■ DATA SUPPLIED

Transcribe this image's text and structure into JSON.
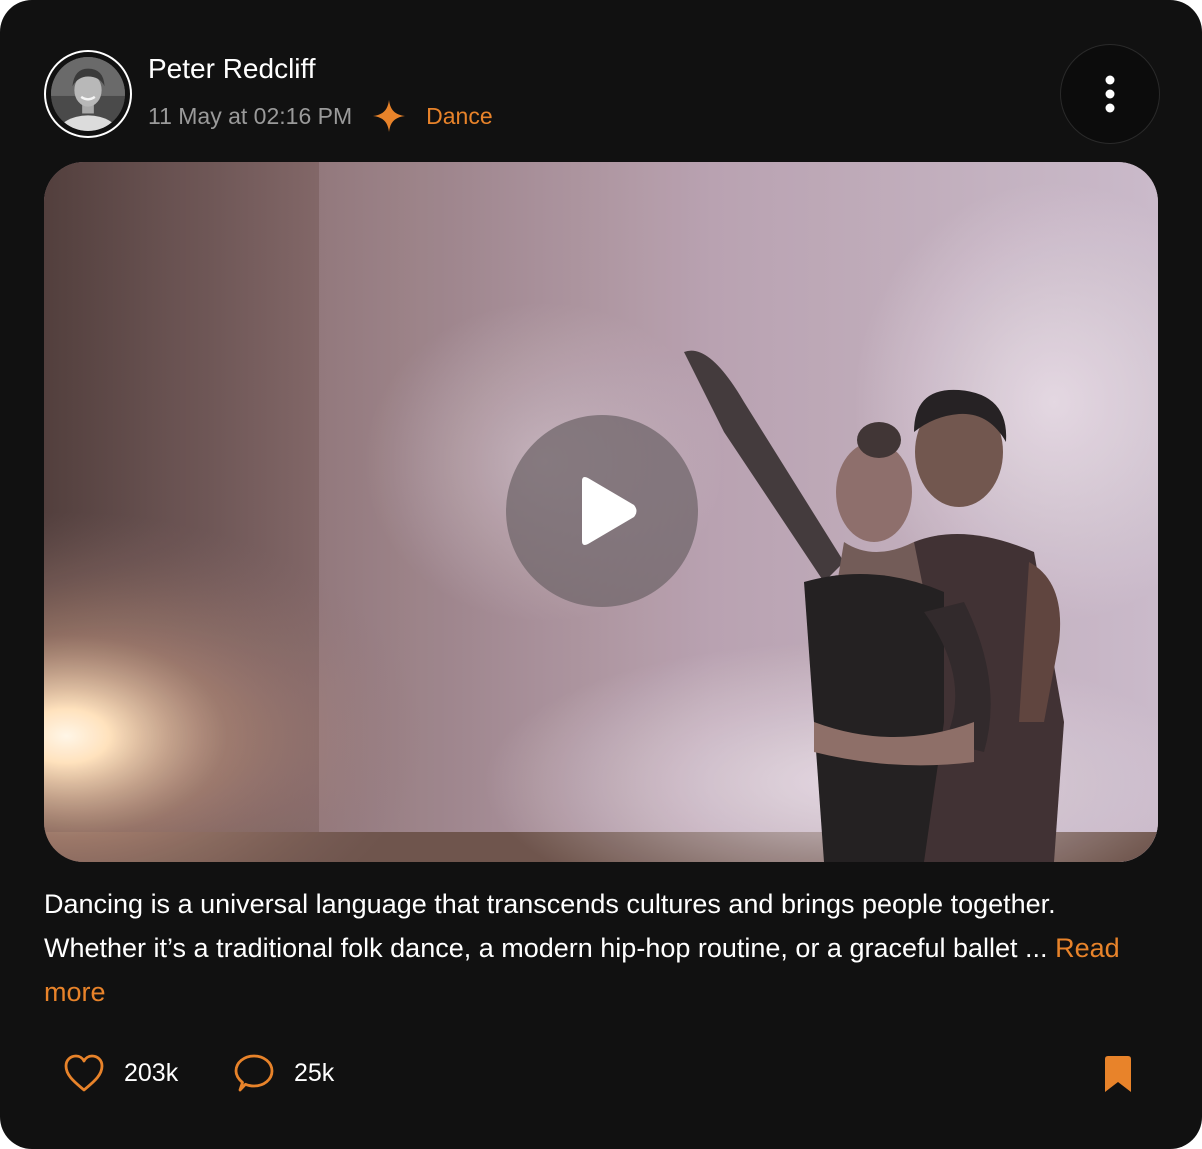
{
  "post": {
    "author": {
      "name": "Peter Redcliff",
      "avatar_icon": "avatar-photo"
    },
    "timestamp": "11 May at 02:16 PM",
    "category": {
      "label": "Dance",
      "icon": "sparkle-icon"
    },
    "menu_icon": "more-vertical-icon",
    "media": {
      "type": "video",
      "play_icon": "play-icon"
    },
    "caption": {
      "text": "Dancing is a universal language that transcends cultures and brings people together. Whether it’s a traditional folk dance, a modern hip-hop routine, or a graceful ballet ...",
      "read_more": "Read more"
    },
    "actions": {
      "likes": {
        "icon": "heart-icon",
        "count": "203k"
      },
      "comments": {
        "icon": "comment-icon",
        "count": "25k"
      },
      "bookmark": {
        "icon": "bookmark-icon"
      }
    }
  },
  "colors": {
    "background": "#111111",
    "accent": "#e8832a",
    "muted_text": "#9a9a9a",
    "text": "#ffffff"
  }
}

■ WHAT TO DO
How many lines in the data contain the string "more"? Respond with the number only.

■ RESULT OF THIS EXERCISE
2